=== Supplied information ===

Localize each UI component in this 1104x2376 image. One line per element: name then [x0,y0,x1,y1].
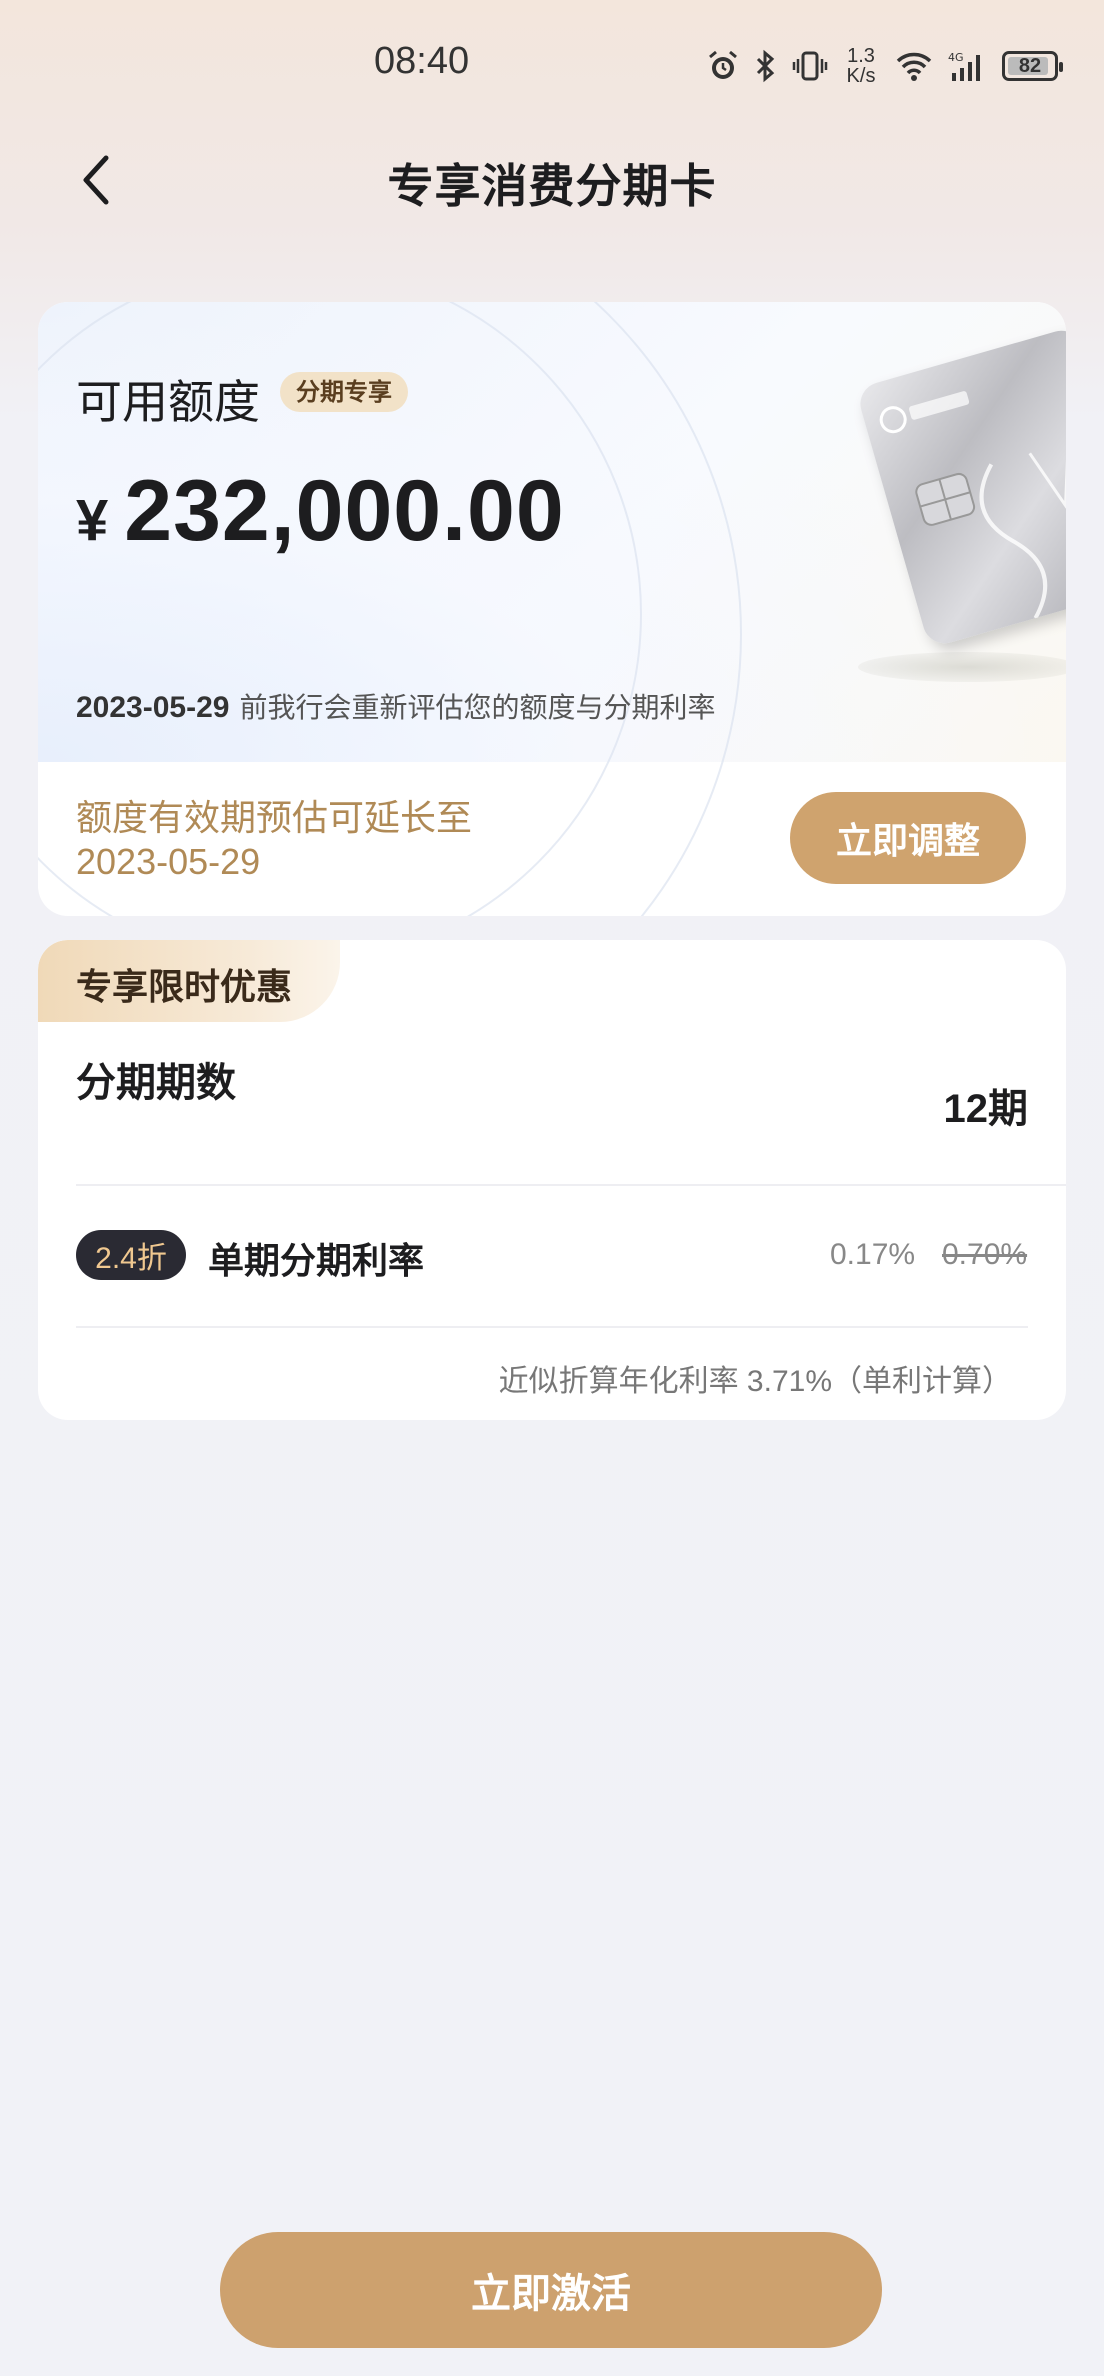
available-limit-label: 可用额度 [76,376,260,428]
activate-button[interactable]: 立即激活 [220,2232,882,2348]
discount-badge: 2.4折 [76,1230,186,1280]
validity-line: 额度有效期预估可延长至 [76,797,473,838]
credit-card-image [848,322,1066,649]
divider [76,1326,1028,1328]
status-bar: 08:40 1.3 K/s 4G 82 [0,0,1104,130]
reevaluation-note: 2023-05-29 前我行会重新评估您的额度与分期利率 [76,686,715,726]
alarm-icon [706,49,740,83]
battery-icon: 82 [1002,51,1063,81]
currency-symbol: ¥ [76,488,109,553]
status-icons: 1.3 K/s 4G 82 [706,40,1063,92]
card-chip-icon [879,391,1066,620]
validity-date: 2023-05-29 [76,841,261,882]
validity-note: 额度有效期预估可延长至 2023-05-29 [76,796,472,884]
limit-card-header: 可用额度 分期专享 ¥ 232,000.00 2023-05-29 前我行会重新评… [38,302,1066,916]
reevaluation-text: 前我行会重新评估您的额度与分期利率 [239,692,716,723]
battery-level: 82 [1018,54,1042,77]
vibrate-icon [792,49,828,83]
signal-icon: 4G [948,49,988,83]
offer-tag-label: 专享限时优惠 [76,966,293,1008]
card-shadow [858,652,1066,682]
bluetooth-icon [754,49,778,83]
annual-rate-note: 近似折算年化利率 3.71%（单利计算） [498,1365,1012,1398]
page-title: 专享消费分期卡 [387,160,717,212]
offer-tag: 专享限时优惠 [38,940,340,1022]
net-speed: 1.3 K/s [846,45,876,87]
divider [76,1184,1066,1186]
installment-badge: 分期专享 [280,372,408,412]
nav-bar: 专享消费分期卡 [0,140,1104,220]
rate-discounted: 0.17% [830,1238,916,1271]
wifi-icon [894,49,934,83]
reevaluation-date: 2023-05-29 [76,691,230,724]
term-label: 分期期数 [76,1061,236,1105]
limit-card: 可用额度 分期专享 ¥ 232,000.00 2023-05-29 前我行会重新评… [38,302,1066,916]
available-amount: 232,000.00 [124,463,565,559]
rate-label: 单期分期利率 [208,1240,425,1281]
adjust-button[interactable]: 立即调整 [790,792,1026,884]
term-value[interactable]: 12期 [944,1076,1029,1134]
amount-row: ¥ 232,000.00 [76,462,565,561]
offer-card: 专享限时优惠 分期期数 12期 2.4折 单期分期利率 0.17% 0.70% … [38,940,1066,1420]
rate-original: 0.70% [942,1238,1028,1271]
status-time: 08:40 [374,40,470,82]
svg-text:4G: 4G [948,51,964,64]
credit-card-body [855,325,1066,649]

===
=== Supplied information ===

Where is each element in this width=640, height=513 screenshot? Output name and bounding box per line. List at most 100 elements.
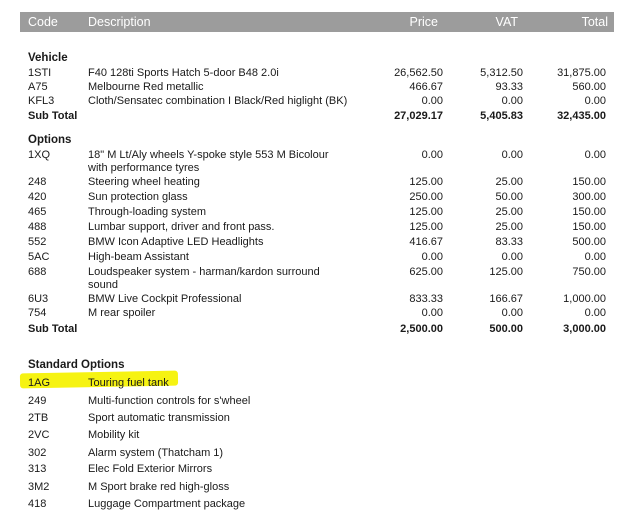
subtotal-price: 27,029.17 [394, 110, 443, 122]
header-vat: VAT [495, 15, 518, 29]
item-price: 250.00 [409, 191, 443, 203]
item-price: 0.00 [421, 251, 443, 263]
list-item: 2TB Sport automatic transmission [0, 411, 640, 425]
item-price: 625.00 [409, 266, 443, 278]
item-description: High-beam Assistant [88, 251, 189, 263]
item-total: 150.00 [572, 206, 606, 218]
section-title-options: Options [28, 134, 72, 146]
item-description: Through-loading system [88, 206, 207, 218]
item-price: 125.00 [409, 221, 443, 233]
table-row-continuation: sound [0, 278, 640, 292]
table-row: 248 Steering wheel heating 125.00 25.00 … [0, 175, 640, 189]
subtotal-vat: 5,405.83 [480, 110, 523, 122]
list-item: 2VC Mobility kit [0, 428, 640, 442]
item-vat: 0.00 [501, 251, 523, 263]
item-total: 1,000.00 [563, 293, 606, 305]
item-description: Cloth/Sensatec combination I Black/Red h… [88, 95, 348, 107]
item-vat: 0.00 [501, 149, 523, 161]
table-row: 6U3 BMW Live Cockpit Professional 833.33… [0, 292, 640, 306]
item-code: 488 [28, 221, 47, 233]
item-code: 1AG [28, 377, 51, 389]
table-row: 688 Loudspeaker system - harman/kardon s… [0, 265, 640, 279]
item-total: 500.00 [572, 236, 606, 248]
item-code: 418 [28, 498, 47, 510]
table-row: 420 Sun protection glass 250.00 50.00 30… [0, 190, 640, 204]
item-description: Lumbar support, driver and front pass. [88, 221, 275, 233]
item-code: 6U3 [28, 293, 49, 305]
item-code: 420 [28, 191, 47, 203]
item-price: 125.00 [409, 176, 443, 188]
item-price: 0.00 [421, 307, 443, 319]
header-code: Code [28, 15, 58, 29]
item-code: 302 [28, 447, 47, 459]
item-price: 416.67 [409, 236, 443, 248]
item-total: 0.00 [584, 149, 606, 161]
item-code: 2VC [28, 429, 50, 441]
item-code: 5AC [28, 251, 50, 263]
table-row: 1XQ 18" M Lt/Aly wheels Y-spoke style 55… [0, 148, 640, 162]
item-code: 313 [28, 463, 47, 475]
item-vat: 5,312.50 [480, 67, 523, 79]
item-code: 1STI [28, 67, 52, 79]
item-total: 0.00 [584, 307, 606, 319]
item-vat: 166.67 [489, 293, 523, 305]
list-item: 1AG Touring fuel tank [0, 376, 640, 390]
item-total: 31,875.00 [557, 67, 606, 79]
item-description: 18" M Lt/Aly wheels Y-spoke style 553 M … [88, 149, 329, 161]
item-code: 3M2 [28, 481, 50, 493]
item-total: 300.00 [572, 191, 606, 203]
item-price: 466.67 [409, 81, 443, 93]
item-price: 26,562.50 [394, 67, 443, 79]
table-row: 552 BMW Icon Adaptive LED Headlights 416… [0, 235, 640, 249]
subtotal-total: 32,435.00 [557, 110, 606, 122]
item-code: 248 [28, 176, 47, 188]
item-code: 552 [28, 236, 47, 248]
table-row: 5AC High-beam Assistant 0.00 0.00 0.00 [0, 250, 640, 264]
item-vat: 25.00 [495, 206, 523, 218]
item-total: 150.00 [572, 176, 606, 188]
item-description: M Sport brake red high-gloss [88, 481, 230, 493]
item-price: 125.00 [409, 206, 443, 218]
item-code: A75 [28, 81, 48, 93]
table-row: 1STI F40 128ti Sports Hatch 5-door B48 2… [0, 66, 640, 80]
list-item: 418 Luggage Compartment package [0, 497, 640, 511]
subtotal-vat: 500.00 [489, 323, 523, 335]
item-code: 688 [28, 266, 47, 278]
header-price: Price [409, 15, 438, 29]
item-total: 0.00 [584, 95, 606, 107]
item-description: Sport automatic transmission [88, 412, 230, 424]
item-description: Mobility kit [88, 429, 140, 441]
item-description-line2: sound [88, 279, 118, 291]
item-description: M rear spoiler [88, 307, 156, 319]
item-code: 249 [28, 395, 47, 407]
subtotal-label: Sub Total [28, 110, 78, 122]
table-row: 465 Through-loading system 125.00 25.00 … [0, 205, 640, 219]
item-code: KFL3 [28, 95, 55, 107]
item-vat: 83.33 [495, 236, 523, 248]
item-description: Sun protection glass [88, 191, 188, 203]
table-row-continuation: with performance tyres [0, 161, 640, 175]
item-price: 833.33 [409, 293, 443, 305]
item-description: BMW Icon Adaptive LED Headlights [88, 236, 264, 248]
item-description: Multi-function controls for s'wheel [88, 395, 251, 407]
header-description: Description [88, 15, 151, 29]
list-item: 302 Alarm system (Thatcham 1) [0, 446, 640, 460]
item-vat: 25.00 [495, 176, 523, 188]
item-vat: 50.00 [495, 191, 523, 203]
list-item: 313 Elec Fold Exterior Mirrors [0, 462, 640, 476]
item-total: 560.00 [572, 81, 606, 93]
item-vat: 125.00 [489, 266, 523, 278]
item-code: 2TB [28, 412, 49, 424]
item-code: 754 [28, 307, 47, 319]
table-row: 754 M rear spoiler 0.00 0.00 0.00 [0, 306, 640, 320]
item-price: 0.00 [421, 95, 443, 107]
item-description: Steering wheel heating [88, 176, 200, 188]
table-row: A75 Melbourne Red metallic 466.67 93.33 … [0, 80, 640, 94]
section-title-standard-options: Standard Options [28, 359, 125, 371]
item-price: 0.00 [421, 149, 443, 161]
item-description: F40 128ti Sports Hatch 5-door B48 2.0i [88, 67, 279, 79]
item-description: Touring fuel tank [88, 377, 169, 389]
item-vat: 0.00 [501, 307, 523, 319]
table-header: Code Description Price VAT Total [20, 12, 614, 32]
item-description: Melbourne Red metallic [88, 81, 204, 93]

===
=== Supplied information ===

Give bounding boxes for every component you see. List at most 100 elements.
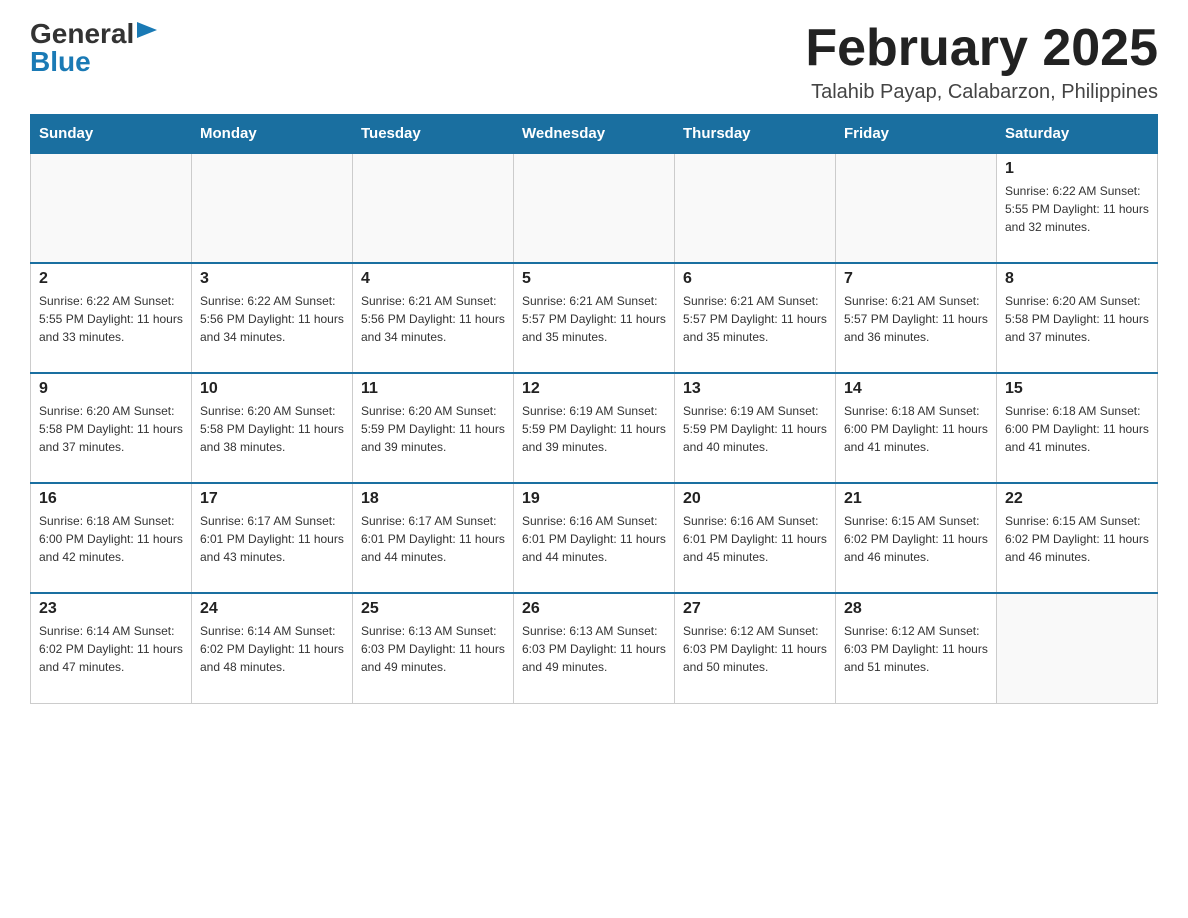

===

Quote the records from the line with "Localize each UI" to the line with "status-bar: 08:40 1.3", both included, and leave the pictures out of the answer.

### Expected output
Localize each UI component in this 1104x2376 image. One line per element: name then [x0,y0,x1,y1].
available-limit-label: 可用额度 [76,376,260,428]
activate-button[interactable]: 立即激活 [220,2232,882,2348]
discount-badge: 2.4折 [76,1230,186,1280]
validity-line: 额度有效期预估可延长至 [76,797,473,838]
credit-card-image [848,322,1066,649]
divider [76,1326,1028,1328]
status-bar: 08:40 1.3 K/s 4G 82 [0,0,1104,130]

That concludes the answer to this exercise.